**Short problem:**
Locate each line containing the string "Необходимые" and copy it out.

Data listing:
⟨

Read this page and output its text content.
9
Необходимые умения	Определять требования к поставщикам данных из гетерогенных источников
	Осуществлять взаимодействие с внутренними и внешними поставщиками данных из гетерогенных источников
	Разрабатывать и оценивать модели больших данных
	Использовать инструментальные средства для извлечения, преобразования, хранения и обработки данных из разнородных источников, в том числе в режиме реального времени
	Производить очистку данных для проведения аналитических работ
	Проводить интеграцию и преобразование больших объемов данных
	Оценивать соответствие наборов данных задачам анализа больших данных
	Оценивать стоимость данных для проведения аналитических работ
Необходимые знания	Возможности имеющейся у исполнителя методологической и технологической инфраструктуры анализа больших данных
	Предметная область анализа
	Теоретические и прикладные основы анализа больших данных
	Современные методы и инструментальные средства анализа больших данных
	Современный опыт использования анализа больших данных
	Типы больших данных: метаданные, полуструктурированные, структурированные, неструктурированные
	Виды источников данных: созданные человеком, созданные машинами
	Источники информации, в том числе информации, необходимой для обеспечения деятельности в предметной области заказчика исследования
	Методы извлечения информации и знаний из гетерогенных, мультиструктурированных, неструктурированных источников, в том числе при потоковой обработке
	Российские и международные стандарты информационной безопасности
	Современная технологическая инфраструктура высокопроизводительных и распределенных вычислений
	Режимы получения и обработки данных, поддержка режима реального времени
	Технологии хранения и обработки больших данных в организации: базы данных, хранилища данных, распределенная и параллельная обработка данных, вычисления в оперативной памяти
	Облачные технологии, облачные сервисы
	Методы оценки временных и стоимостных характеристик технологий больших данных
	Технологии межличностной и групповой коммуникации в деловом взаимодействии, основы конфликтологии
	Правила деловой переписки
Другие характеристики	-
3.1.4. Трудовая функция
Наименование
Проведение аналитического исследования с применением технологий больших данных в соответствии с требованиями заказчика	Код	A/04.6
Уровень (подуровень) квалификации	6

⟩

**Right answer:**
Необходимые умения	Определять требования к поставщикам данных из гетерогенных источников
Необходимые знания	Возможности имеющейся у исполнителя методологической и технологической инфраструктуры анализа больших данных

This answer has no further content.